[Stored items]
■ ■ ■ ■
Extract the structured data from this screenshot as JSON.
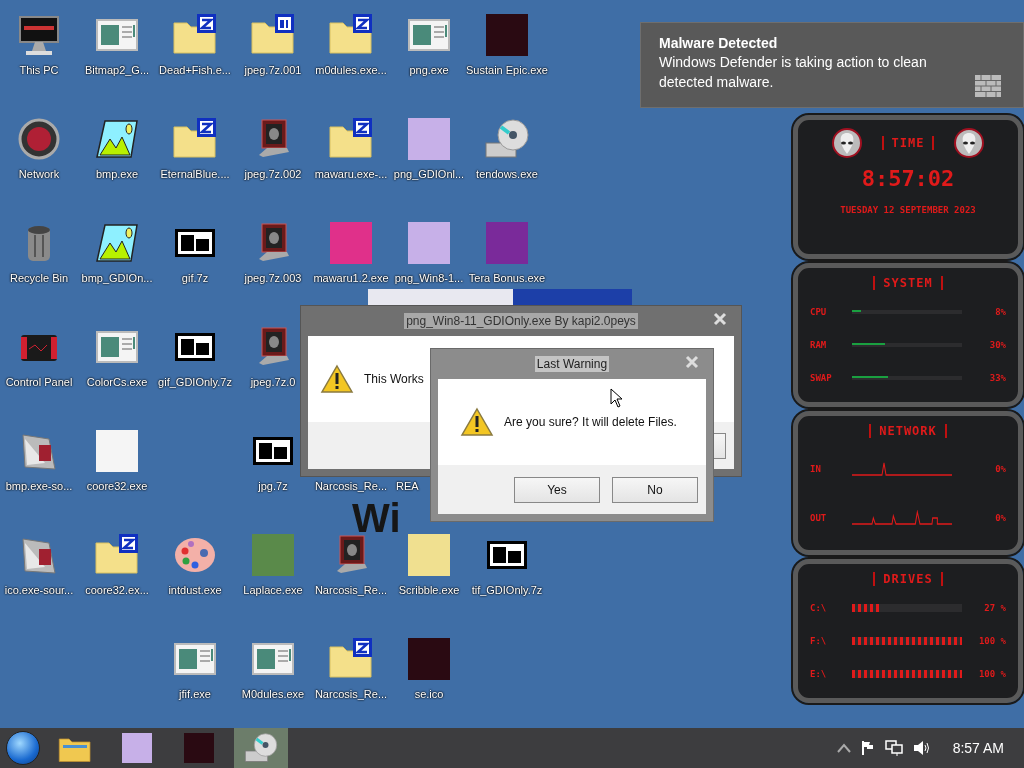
{
  "desktop": {
    "icon_columns": [
      [
        {
          "kind": "computer",
          "label": "This PC"
        },
        {
          "kind": "globe",
          "label": "Network"
        },
        {
          "kind": "bin",
          "label": "Recycle Bin"
        },
        {
          "kind": "panel",
          "label": "Control Panel"
        },
        {
          "kind": "installer",
          "label": "bmp.exe-so..."
        },
        {
          "kind": "installer",
          "label": "ico.exe-sour..."
        }
      ],
      [
        {
          "kind": "window-doc",
          "label": "Bitmap2_G..."
        },
        {
          "kind": "picture",
          "label": "bmp.exe"
        },
        {
          "kind": "picture",
          "label": "bmp_GDIOn..."
        },
        {
          "kind": "window-doc",
          "label": "ColorCs.exe"
        },
        {
          "kind": "photo-anime-white",
          "label": "coore32.exe"
        },
        {
          "kind": "zip-folder",
          "label": "coore32.ex..."
        }
      ],
      [
        {
          "kind": "zip-folder",
          "label": "Dead+Fish.e..."
        },
        {
          "kind": "zip-folder",
          "label": "EternalBlue...."
        },
        {
          "kind": "archive",
          "label": "gif.7z"
        },
        {
          "kind": "archive",
          "label": "gif_GDIOnly.7z"
        },
        {
          "kind": "gap"
        },
        {
          "kind": "palette",
          "label": "intdust.exe"
        },
        {
          "kind": "window-doc",
          "label": "jfif.exe"
        }
      ],
      [
        {
          "kind": "numbered-folder",
          "label": "jpeg.7z.001"
        },
        {
          "kind": "alien",
          "label": "jpeg.7z.002"
        },
        {
          "kind": "alien",
          "label": "jpeg.7z.003"
        },
        {
          "kind": "alien",
          "label": "jpeg.7z.0"
        },
        {
          "kind": "archive",
          "label": "jpg.7z"
        },
        {
          "kind": "photo-stripes",
          "label": "Laplace.exe"
        },
        {
          "kind": "window-doc",
          "label": "M0dules.exe"
        }
      ],
      [
        {
          "kind": "zip-folder",
          "label": "m0dules.exe..."
        },
        {
          "kind": "zip-folder",
          "label": "mawaru.exe-..."
        },
        {
          "kind": "photo-pink",
          "label": "mawaru1.2.exe"
        },
        {
          "kind": "gap"
        },
        {
          "kind": "hidden",
          "label": "Narcosis_Re..."
        },
        {
          "kind": "alien",
          "label": "Narcosis_Re..."
        },
        {
          "kind": "zip-folder",
          "label": "Narcosis_Re..."
        }
      ],
      [
        {
          "kind": "window-doc",
          "label": "png.exe"
        },
        {
          "kind": "photo-anime",
          "label": "png_GDIOnl..."
        },
        {
          "kind": "photo-anime",
          "label": "png_Win8-1..."
        },
        {
          "kind": "gap"
        },
        {
          "kind": "hidden-cut",
          "label": "REA"
        },
        {
          "kind": "photo-yellow",
          "label": "Scribble.exe"
        },
        {
          "kind": "photo-dark",
          "label": "se.ico"
        }
      ],
      [
        {
          "kind": "photo-dark",
          "label": "Sustain Epic.exe"
        },
        {
          "kind": "cd",
          "label": "tendows.exe"
        },
        {
          "kind": "photo-purple",
          "label": "Tera Bonus.exe"
        },
        {
          "kind": "gap"
        },
        {
          "kind": "gap"
        },
        {
          "kind": "archive",
          "label": "tif_GDIOnly.7z"
        }
      ]
    ],
    "background_text": "Wi"
  },
  "dialogs": [
    {
      "title": "png_Win8-11_GDIOnly.exe By kapi2.0peys",
      "message": "This Works"
    },
    {
      "title": "Last Warning",
      "message": "Are you sure? It will delete Files.",
      "buttons": [
        "Yes",
        "No"
      ]
    }
  ],
  "notification": {
    "title": "Malware Detected",
    "body": "Windows Defender is taking action to clean detected malware."
  },
  "gadget": {
    "time": {
      "title": "TIME",
      "clock": "8:57:02",
      "date": "TUESDAY 12 SEPTEMBER 2023"
    },
    "system": {
      "title": "SYSTEM",
      "meters": [
        {
          "label": "CPU",
          "reading": "8%",
          "level": 0.08
        },
        {
          "label": "RAM",
          "reading": "30%",
          "level": 0.3
        },
        {
          "label": "SWAP",
          "reading": "33%",
          "level": 0.33
        }
      ]
    },
    "network": {
      "title": "NETWORK",
      "rows": [
        {
          "label": "IN",
          "reading": "0%"
        },
        {
          "label": "OUT",
          "reading": "0%"
        }
      ]
    },
    "drives": {
      "title": "DRIVES",
      "drives": [
        {
          "label": "C:\\",
          "reading": "27 %",
          "level": 0.27
        },
        {
          "label": "F:\\",
          "reading": "100 %",
          "level": 1
        },
        {
          "label": "E:\\",
          "reading": "100 %",
          "level": 1
        }
      ]
    }
  },
  "taskbar": {
    "apps": [
      {
        "kind": "folder",
        "selected": false
      },
      {
        "kind": "photo-anime",
        "selected": false
      },
      {
        "kind": "photo-dark",
        "selected": false
      },
      {
        "kind": "cd",
        "selected": true
      }
    ],
    "clock": "8:57 AM"
  }
}
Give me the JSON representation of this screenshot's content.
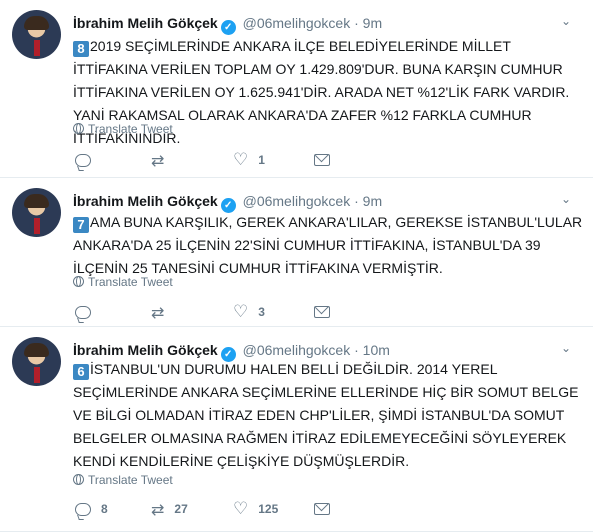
{
  "tweets": [
    {
      "name": "İbrahim Melih Gökçek",
      "handle": "@06melihgokcek",
      "sep": "·",
      "time": "9m",
      "number": "8",
      "text": "2019 SEÇİMLERİNDE ANKARA İLÇE BELEDİYELERİNDE MİLLET İTTİFAKINA VERİLEN TOPLAM OY 1.429.809'DUR. BUNA KARŞIN CUMHUR İTTİFAKINA VERİLEN OY 1.625.941'DİR. ARADA NET %12'LİK FARK VARDIR. YANİ RAKAMSAL OLARAK ANKARA'DA ZAFER %12 FARKLA CUMHUR İTTİFAKININDIR.",
      "translate": "Translate Tweet",
      "replies": "",
      "retweets": "",
      "likes": "1"
    },
    {
      "name": "İbrahim Melih Gökçek",
      "handle": "@06melihgokcek",
      "sep": "·",
      "time": "9m",
      "number": "7",
      "text": "AMA BUNA KARŞILIK, GEREK ANKARA'LILAR, GEREKSE İSTANBUL'LULAR ANKARA'DA 25 İLÇENİN 22'SİNİ CUMHUR İTTİFAKINA, İSTANBUL'DA 39 İLÇENİN 25 TANESİNİ CUMHUR İTTİFAKINA VERMİŞTİR.",
      "translate": "Translate Tweet",
      "replies": "",
      "retweets": "",
      "likes": "3"
    },
    {
      "name": "İbrahim Melih Gökçek",
      "handle": "@06melihgokcek",
      "sep": "·",
      "time": "10m",
      "number": "6",
      "text": "İSTANBUL'UN DURUMU HALEN BELLİ DEĞİLDİR. 2014 YEREL SEÇİMLERİNDE ANKARA SEÇİMLERİNE ELLERİNDE HİÇ BİR SOMUT BELGE VE BİLGİ OLMADAN İTİRAZ EDEN CHP'LİLER, ŞİMDİ İSTANBUL'DA SOMUT BELGELER OLMASINA RAĞMEN İTİRAZ EDİLEMEYECEĞİNİ SÖYLEYEREK KENDİ KENDİLERİNE ÇELİŞKİYE DÜŞMÜŞLERDİR.",
      "translate": "Translate Tweet",
      "replies": "8",
      "retweets": "27",
      "likes": "125"
    }
  ],
  "icons": {
    "verified": "✓",
    "caret": "⌄",
    "retweet": "⇄",
    "like": "♡"
  },
  "colors": {
    "accent": "#1da1f2",
    "number_badge": "#3b88c3",
    "muted": "#657786"
  }
}
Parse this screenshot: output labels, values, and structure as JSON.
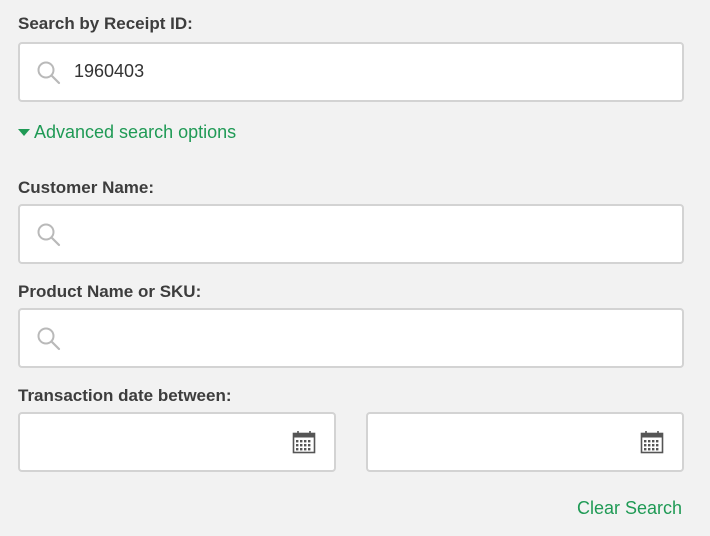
{
  "receipt_search": {
    "label": "Search by Receipt ID:",
    "value": "1960403",
    "icon": "search-icon"
  },
  "advanced_toggle": {
    "label": "Advanced search options",
    "icon": "caret-down-icon",
    "color": "#1f9a55"
  },
  "customer_search": {
    "label": "Customer Name:",
    "value": "",
    "icon": "search-icon"
  },
  "product_search": {
    "label": "Product Name or SKU:",
    "value": "",
    "icon": "search-icon"
  },
  "date_range": {
    "label": "Transaction date between:",
    "start_value": "",
    "end_value": "",
    "icon": "calendar-icon"
  },
  "actions": {
    "clear_label": "Clear Search"
  },
  "colors": {
    "background": "#f2f2f2",
    "field_border": "#d3d3d3",
    "accent": "#1f9a55",
    "label_text": "#3d3d3d"
  }
}
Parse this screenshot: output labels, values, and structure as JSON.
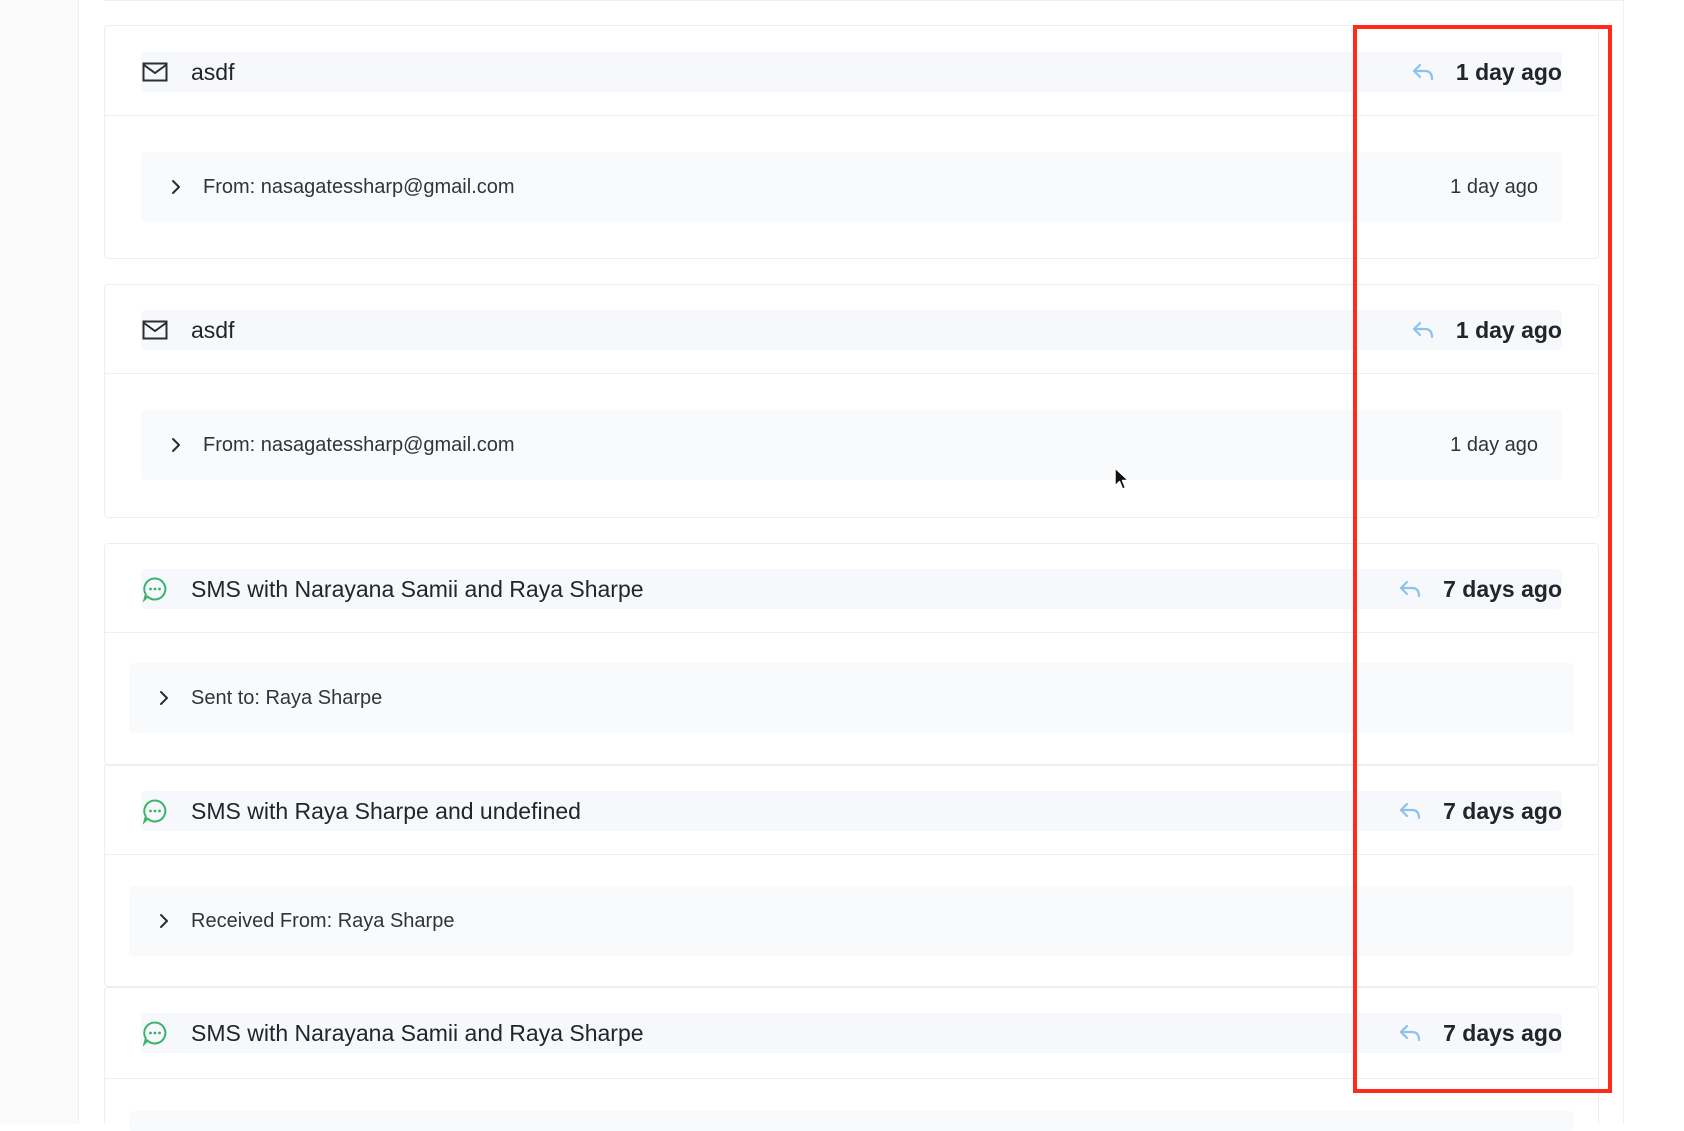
{
  "items": [
    {
      "kind": "email",
      "icon": "envelope-icon",
      "title": "asdf",
      "time": "1 day ago",
      "sub": {
        "label": "From: nasagatessharp@gmail.com",
        "time": "1 day ago"
      }
    },
    {
      "kind": "email",
      "icon": "envelope-icon",
      "title": "asdf",
      "time": "1 day ago",
      "sub": {
        "label": "From: nasagatessharp@gmail.com",
        "time": "1 day ago"
      }
    },
    {
      "kind": "sms",
      "icon": "chat-bubble-icon",
      "title": "SMS with Narayana Samii and Raya Sharpe",
      "time": "7 days ago",
      "sub": {
        "label": "Sent to: Raya Sharpe"
      }
    },
    {
      "kind": "sms",
      "icon": "chat-bubble-icon",
      "title": "SMS with Raya Sharpe and undefined",
      "time": "7 days ago",
      "sub": {
        "label": "Received From: Raya Sharpe"
      }
    },
    {
      "kind": "sms",
      "icon": "chat-bubble-icon",
      "title": "SMS with Narayana Samii and Raya Sharpe",
      "time": "7 days ago"
    }
  ],
  "colors": {
    "highlight": "#ff2a1a",
    "sms_icon": "#39b36a",
    "reply_icon": "#8cc3ea",
    "header_bg": "#f6f8fc"
  }
}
■ ■ ■ ■
- **WRITTEN EXERCISE**
Extract lines where the string "anime" occurs.

- **ANSWER IN FULL**
          "kind": "photo-anime-white",
          "kind": "photo-anime",
          "kind": "photo-anime",
        "kind": "photo-anime",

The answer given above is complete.